What is expected — Identify all lines in the listing that include the word "function", and copy them out.

Data for processing —
#####
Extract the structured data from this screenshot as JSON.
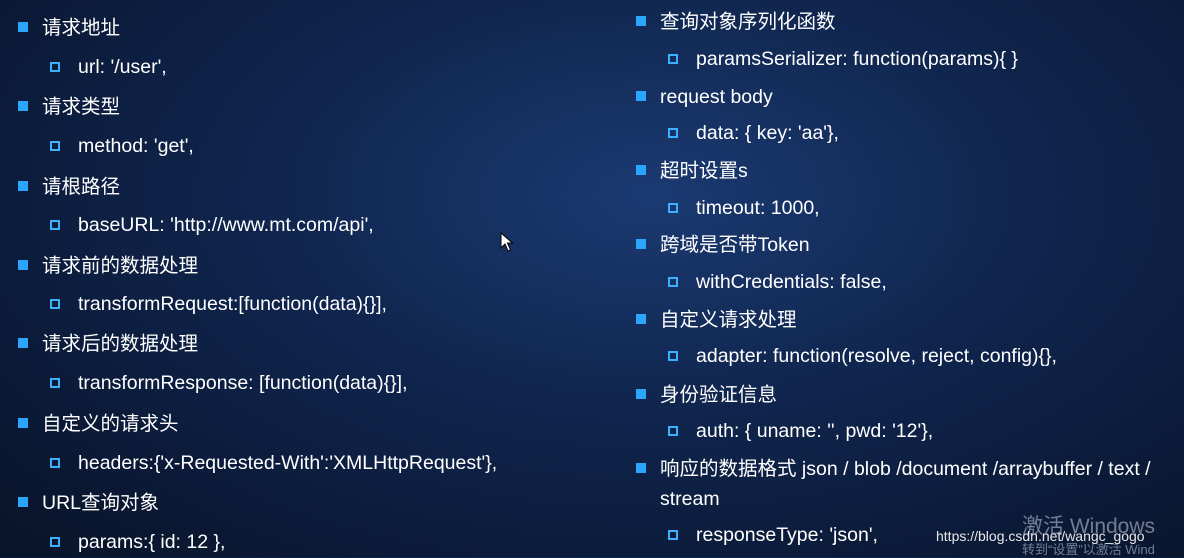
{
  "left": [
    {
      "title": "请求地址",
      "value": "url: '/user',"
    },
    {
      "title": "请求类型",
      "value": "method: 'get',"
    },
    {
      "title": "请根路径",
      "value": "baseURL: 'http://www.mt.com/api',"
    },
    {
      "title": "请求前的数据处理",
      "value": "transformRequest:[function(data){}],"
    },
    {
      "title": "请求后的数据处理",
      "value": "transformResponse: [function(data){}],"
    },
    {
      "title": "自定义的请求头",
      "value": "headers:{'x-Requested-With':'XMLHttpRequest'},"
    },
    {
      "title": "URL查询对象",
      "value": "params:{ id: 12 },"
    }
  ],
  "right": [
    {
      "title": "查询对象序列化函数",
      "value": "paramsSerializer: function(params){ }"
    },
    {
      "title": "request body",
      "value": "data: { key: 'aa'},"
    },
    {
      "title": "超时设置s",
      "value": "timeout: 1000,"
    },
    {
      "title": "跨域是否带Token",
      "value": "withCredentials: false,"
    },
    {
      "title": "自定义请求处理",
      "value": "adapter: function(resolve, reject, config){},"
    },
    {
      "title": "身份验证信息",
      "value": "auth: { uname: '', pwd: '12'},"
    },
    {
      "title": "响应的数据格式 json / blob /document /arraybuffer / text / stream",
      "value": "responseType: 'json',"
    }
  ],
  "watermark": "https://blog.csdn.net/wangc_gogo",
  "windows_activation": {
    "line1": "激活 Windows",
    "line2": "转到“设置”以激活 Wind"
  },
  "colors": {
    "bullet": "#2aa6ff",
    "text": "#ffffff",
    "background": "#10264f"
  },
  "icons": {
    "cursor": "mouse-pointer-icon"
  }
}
#####
Response to the task —
      "value": "transformRequest:[function(data){}],"
      "value": "transformResponse: [function(data){}],"
      "value": "paramsSerializer: function(params){ }"
      "value": "adapter: function(resolve, reject, config){},"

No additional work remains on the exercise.